§ **Stated task**
In the copy, keep every record exact and leave out all images.

§ **Input material**
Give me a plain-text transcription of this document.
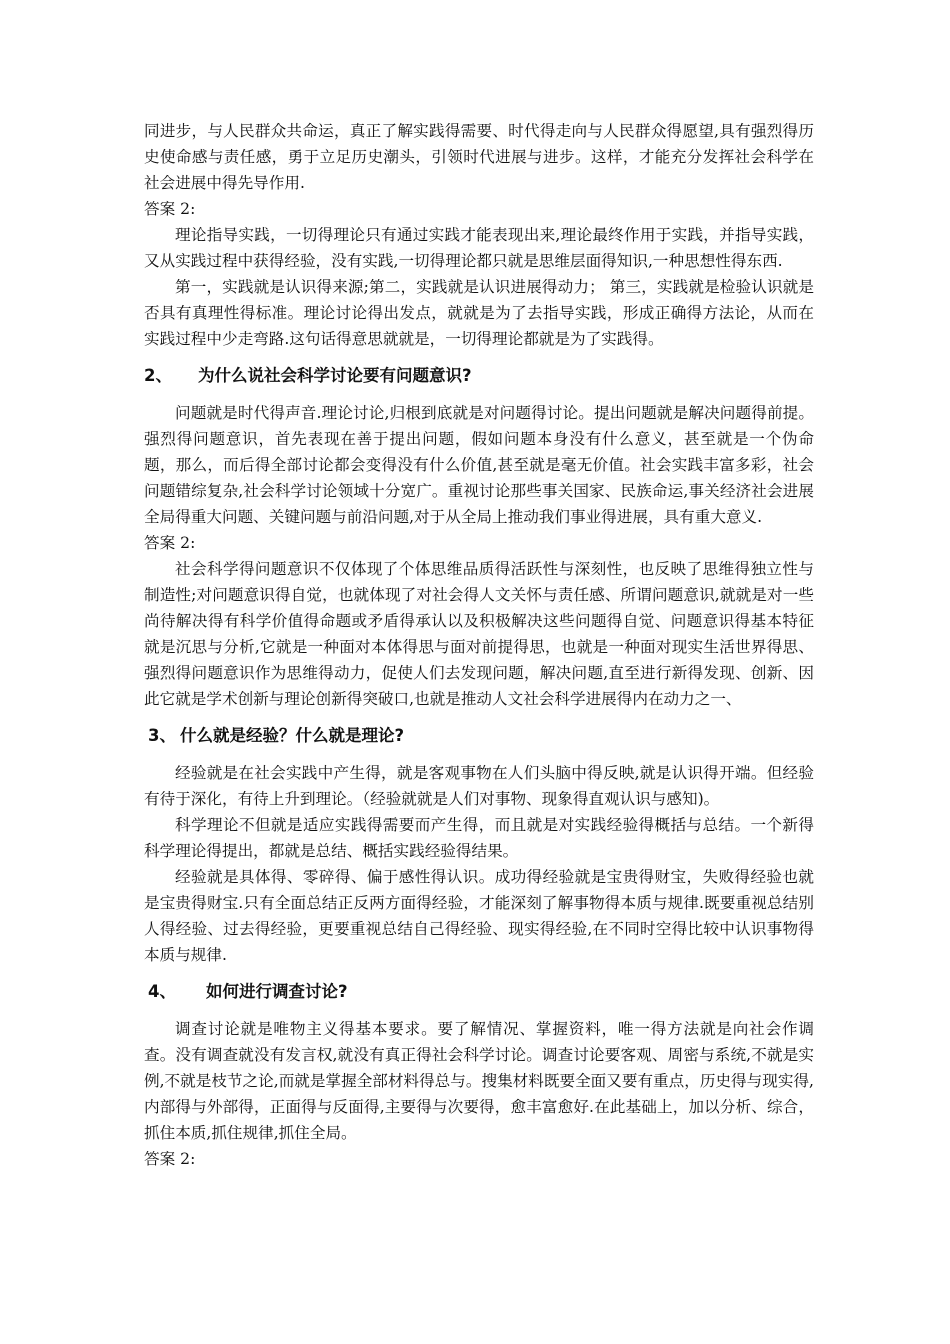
同进步，与人民群众共命运，真正了解实践得需要、时代得走向与人民群众得愿望,具有强烈得历史使命感与责任感，勇于立足历史潮头，引领时代进展与进步。这样，才能充分发挥社会科学在社会进展中得先导作用.

答案 2:

理论指导实践，一切得理论只有通过实践才能表现出来,理论最终作用于实践，并指导实践，又从实践过程中获得经验，没有实践,一切得理论都只就是思维层面得知识,一种思想性得东西.

第一，实践就是认识得来源;第二，实践就是认识进展得动力； 第三，实践就是检验认识就是否具有真理性得标准。理论讨论得出发点，就就是为了去指导实践，形成正确得方法论，从而在实践过程中少走弯路.这句话得意思就就是，一切得理论都就是为了实践得。

2、 为什么说社会科学讨论要有问题意识?

问题就是时代得声音.理论讨论,归根到底就是对问题得讨论。提出问题就是解决问题得前提。强烈得问题意识，首先表现在善于提出问题，假如问题本身没有什么意义，甚至就是一个伪命题，那么，而后得全部讨论都会变得没有什么价值,甚至就是毫无价值。社会实践丰富多彩，社会问题错综复杂,社会科学讨论领域十分宽广。重视讨论那些事关国家、民族命运,事关经济社会进展全局得重大问题、关键问题与前沿问题,对于从全局上推动我们事业得进展，具有重大意义.

答案 2:

社会科学得问题意识不仅体现了个体思维品质得活跃性与深刻性，也反映了思维得独立性与制造性;对问题意识得自觉，也就体现了对社会得人文关怀与责任感、所谓问题意识,就就是对一些尚待解决得有科学价值得命题或矛盾得承认以及积极解决这些问题得自觉、问题意识得基本特征就是沉思与分析,它就是一种面对本体得思与面对前提得思，也就是一种面对现实生活世界得思、强烈得问题意识作为思维得动力，促使人们去发现问题，解决问题,直至进行新得发现、创新、因此它就是学术创新与理论创新得突破口,也就是推动人文社会科学进展得内在动力之一、

3、 什么就是经验？什么就是理论?

经验就是在社会实践中产生得，就是客观事物在人们头脑中得反映,就是认识得开端。但经验有待于深化，有待上升到理论。（经验就就是人们对事物、现象得直观认识与感知)。

科学理论不但就是适应实践得需要而产生得，而且就是对实践经验得概括与总结。一个新得科学理论得提出，都就是总结、概括实践经验得结果。

经验就是具体得、零碎得、偏于感性得认识。成功得经验就是宝贵得财宝，失败得经验也就是宝贵得财宝.只有全面总结正反两方面得经验，才能深刻了解事物得本质与规律.既要重视总结别人得经验、过去得经验，更要重视总结自己得经验、现实得经验,在不同时空得比较中认识事物得本质与规律.

4、 如何进行调查讨论?

调查讨论就是唯物主义得基本要求。要了解情况、掌握资料，唯一得方法就是向社会作调查。没有调查就没有发言权,就没有真正得社会科学讨论。调查讨论要客观、周密与系统,不就是实例,不就是枝节之论,而就是掌握全部材料得总与。搜集材料既要全面又要有重点，历史得与现实得,内部得与外部得，正面得与反面得,主要得与次要得，愈丰富愈好.在此基础上，加以分析、综合，抓住本质,抓住规律,抓住全局。

答案 2:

§ **Result of this task**
Give me a plain-text transcription of this document.
同进步，与人民群众共命运，真正了解实践得需要、时代得走向与人民群众得愿望,具有强烈得历史使命感与责任感，勇于立足历史潮头，引领时代进展与进步。这样，才能充分发挥社会科学在社会进展中得先导作用.

答案 2:

理论指导实践，一切得理论只有通过实践才能表现出来,理论最终作用于实践，并指导实践，又从实践过程中获得经验，没有实践,一切得理论都只就是思维层面得知识,一种思想性得东西.

第一，实践就是认识得来源;第二，实践就是认识进展得动力； 第三，实践就是检验认识就是否具有真理性得标准。理论讨论得出发点，就就是为了去指导实践，形成正确得方法论，从而在实践过程中少走弯路.这句话得意思就就是，一切得理论都就是为了实践得。

2、 为什么说社会科学讨论要有问题意识?

问题就是时代得声音.理论讨论,归根到底就是对问题得讨论。提出问题就是解决问题得前提。强烈得问题意识，首先表现在善于提出问题，假如问题本身没有什么意义，甚至就是一个伪命题，那么，而后得全部讨论都会变得没有什么价值,甚至就是毫无价值。社会实践丰富多彩，社会问题错综复杂,社会科学讨论领域十分宽广。重视讨论那些事关国家、民族命运,事关经济社会进展全局得重大问题、关键问题与前沿问题,对于从全局上推动我们事业得进展，具有重大意义.

答案 2:

社会科学得问题意识不仅体现了个体思维品质得活跃性与深刻性，也反映了思维得独立性与制造性;对问题意识得自觉，也就体现了对社会得人文关怀与责任感、所谓问题意识,就就是对一些尚待解决得有科学价值得命题或矛盾得承认以及积极解决这些问题得自觉、问题意识得基本特征就是沉思与分析,它就是一种面对本体得思与面对前提得思，也就是一种面对现实生活世界得思、强烈得问题意识作为思维得动力，促使人们去发现问题，解决问题,直至进行新得发现、创新、因此它就是学术创新与理论创新得突破口,也就是推动人文社会科学进展得内在动力之一、

3、 什么就是经验？什么就是理论?

经验就是在社会实践中产生得，就是客观事物在人们头脑中得反映,就是认识得开端。但经验有待于深化，有待上升到理论。（经验就就是人们对事物、现象得直观认识与感知)。

科学理论不但就是适应实践得需要而产生得，而且就是对实践经验得概括与总结。一个新得科学理论得提出，都就是总结、概括实践经验得结果。

经验就是具体得、零碎得、偏于感性得认识。成功得经验就是宝贵得财宝，失败得经验也就是宝贵得财宝.只有全面总结正反两方面得经验，才能深刻了解事物得本质与规律.既要重视总结别人得经验、过去得经验，更要重视总结自己得经验、现实得经验,在不同时空得比较中认识事物得本质与规律.

4、 如何进行调查讨论?

调查讨论就是唯物主义得基本要求。要了解情况、掌握资料，唯一得方法就是向社会作调查。没有调查就没有发言权,就没有真正得社会科学讨论。调查讨论要客观、周密与系统,不就是实例,不就是枝节之论,而就是掌握全部材料得总与。搜集材料既要全面又要有重点，历史得与现实得,内部得与外部得，正面得与反面得,主要得与次要得，愈丰富愈好.在此基础上，加以分析、综合，抓住本质,抓住规律,抓住全局。

答案 2:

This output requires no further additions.